## TASK PROMPT
Gather all lines in the data that hold the string "ground".

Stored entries
☆ ☆ ☆ ☆ ☆

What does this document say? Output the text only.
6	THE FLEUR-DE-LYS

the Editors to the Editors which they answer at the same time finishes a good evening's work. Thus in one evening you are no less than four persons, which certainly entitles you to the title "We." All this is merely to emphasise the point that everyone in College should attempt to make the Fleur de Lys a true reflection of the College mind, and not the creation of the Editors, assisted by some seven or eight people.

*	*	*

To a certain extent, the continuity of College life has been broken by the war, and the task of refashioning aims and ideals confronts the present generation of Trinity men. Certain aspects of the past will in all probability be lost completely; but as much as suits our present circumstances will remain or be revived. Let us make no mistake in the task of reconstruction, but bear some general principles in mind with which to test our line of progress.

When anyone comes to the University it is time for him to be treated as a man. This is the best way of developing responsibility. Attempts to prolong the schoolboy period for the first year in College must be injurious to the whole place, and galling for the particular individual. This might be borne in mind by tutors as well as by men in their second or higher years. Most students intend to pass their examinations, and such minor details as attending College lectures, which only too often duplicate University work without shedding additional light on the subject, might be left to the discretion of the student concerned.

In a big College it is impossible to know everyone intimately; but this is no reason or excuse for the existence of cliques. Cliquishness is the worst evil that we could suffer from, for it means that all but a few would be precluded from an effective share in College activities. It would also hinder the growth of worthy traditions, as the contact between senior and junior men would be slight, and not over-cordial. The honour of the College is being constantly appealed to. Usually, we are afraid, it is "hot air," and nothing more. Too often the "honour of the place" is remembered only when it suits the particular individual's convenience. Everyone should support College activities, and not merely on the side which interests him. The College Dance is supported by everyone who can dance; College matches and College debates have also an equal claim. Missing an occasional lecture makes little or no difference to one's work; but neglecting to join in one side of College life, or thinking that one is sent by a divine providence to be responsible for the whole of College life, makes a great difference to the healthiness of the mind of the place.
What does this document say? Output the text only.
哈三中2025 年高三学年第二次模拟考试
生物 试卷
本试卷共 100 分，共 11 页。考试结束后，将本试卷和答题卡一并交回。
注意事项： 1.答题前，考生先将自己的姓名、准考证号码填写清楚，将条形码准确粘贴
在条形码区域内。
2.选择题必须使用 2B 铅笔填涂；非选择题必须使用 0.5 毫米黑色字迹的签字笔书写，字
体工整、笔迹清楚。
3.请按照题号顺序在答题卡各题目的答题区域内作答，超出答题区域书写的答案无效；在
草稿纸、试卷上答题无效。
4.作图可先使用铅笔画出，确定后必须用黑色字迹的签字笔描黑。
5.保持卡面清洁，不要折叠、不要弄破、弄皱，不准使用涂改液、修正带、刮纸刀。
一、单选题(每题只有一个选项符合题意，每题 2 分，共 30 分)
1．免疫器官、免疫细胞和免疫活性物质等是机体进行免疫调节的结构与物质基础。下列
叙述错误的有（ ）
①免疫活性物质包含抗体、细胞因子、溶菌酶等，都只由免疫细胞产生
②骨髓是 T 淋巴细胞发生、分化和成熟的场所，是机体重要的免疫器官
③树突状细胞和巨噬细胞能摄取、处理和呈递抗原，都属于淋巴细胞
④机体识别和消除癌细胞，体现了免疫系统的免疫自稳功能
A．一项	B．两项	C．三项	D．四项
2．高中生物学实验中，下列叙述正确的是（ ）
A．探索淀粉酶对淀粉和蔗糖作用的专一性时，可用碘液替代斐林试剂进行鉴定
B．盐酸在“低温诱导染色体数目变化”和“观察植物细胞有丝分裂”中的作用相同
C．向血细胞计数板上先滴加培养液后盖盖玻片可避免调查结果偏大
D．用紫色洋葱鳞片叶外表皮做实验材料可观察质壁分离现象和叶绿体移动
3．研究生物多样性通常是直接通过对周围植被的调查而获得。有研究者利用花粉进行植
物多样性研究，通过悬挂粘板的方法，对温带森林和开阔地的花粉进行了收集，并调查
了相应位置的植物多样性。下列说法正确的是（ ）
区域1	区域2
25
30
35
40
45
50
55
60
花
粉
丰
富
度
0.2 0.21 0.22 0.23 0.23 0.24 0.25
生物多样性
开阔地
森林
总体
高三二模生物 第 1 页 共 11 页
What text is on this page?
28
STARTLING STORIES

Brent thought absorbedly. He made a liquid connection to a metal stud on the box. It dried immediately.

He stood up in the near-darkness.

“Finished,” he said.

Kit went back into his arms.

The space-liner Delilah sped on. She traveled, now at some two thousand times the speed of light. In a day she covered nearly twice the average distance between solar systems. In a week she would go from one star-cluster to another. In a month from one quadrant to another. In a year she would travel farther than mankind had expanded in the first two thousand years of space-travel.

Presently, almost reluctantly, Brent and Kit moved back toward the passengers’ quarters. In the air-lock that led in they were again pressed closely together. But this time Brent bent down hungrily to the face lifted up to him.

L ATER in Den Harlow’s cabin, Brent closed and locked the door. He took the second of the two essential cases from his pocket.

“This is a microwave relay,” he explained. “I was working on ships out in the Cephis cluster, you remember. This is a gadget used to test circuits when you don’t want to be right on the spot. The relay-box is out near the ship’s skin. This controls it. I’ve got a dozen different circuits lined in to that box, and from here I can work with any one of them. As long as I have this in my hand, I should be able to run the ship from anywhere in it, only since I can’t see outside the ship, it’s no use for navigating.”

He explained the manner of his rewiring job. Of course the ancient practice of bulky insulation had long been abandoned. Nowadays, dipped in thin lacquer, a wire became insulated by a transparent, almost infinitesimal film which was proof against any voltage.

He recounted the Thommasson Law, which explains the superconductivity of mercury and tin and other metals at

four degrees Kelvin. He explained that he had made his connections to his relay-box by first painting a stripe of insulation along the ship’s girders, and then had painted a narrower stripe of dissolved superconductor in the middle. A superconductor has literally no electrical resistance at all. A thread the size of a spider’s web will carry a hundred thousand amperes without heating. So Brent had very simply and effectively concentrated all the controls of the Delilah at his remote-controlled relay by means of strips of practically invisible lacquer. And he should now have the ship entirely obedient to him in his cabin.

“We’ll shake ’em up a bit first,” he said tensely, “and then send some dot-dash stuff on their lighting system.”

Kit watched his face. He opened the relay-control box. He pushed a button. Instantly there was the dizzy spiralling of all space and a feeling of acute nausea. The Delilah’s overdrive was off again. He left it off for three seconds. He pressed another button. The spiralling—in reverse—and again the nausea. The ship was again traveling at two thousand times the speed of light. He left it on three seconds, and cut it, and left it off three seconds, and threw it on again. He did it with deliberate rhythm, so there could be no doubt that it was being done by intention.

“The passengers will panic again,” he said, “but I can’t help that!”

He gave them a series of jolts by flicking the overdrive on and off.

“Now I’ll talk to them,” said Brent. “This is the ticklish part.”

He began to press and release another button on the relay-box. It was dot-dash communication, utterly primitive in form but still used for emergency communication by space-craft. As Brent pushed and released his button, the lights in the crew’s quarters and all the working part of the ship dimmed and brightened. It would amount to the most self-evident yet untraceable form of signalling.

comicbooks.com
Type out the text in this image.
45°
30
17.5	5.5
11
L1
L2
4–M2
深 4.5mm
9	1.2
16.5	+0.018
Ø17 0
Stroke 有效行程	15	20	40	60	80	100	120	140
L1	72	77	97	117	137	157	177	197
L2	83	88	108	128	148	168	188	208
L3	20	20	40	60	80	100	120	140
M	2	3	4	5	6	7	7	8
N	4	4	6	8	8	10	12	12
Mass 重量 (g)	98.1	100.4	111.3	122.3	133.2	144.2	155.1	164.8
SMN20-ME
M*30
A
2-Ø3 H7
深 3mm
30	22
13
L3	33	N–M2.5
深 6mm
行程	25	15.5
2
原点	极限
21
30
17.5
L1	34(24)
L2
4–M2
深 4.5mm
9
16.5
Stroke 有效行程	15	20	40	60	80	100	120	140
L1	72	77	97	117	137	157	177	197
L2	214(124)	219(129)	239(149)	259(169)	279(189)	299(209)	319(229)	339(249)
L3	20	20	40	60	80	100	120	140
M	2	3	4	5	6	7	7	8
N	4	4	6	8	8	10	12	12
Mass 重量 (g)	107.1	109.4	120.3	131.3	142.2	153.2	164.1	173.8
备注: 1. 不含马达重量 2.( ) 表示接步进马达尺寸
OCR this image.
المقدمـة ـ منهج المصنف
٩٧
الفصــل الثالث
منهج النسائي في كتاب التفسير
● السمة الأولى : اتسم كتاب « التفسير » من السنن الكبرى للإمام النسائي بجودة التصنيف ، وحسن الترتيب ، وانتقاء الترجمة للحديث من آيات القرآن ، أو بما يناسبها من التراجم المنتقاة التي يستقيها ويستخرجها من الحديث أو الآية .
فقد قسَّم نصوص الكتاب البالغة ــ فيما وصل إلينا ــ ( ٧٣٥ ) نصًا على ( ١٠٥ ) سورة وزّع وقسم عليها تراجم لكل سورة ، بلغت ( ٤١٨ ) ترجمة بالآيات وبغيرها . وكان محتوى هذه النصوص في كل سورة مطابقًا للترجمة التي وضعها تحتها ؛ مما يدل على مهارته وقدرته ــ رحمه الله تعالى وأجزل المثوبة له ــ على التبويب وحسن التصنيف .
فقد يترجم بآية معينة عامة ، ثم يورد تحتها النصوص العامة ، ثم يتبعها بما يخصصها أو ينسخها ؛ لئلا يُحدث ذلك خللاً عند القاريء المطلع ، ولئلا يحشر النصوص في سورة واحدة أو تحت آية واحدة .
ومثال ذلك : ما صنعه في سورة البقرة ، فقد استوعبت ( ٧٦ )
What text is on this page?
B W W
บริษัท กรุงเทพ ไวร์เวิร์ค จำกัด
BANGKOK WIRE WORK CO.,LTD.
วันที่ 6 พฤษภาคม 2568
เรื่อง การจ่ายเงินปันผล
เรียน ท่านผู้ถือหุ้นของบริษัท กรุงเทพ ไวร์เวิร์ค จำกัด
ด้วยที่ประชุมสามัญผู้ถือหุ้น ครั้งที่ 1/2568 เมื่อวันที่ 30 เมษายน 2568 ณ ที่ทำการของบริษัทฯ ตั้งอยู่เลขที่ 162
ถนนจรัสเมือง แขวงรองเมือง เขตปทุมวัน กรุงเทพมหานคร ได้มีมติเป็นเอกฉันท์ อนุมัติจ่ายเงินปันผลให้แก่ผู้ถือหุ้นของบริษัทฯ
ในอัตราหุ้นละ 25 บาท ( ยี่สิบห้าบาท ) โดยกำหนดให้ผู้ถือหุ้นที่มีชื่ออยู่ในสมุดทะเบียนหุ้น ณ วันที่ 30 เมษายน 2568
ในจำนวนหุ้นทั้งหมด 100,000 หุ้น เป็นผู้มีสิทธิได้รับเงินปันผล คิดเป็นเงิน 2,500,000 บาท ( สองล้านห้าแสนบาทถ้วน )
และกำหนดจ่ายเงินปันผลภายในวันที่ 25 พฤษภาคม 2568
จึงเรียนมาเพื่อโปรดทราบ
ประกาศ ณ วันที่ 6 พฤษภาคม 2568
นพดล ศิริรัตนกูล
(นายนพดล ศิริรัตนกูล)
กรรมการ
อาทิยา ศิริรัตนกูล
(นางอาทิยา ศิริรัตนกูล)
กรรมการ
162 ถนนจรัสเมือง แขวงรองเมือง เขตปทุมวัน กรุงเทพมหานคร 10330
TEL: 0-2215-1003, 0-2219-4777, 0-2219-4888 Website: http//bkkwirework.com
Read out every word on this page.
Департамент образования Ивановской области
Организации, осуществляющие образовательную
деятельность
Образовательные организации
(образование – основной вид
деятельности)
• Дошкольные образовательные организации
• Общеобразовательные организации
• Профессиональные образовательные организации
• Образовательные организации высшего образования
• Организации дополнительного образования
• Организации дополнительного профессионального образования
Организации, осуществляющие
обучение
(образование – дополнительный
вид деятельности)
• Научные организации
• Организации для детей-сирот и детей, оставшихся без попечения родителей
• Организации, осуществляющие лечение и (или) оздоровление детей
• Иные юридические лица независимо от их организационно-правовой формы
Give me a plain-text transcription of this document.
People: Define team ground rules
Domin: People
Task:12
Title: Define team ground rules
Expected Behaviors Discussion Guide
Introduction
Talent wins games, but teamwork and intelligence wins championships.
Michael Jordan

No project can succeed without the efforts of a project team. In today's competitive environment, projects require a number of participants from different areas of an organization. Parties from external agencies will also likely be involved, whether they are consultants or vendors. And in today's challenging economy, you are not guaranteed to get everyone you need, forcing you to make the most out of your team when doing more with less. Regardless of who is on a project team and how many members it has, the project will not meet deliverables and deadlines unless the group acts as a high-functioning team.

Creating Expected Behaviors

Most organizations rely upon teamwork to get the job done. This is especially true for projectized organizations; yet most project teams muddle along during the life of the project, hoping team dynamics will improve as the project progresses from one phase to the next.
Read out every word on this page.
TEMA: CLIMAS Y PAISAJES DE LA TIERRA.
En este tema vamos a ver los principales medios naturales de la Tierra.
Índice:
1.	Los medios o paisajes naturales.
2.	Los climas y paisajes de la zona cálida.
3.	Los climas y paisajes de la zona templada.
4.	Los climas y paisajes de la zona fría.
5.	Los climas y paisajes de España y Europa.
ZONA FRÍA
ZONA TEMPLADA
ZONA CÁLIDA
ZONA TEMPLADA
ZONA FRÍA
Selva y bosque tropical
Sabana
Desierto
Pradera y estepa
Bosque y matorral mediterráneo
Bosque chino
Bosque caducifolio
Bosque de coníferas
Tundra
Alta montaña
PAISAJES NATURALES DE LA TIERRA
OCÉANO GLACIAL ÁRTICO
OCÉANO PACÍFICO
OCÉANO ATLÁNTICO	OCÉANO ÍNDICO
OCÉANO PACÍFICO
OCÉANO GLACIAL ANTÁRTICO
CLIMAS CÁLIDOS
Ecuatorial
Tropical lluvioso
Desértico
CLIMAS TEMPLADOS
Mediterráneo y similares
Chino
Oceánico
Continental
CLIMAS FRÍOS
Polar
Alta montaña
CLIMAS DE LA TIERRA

☆ ☆ ☆ ☆ ☆

## RESULT OF THE EXERCISE
People: Define team ground rules
Title: Define team ground rules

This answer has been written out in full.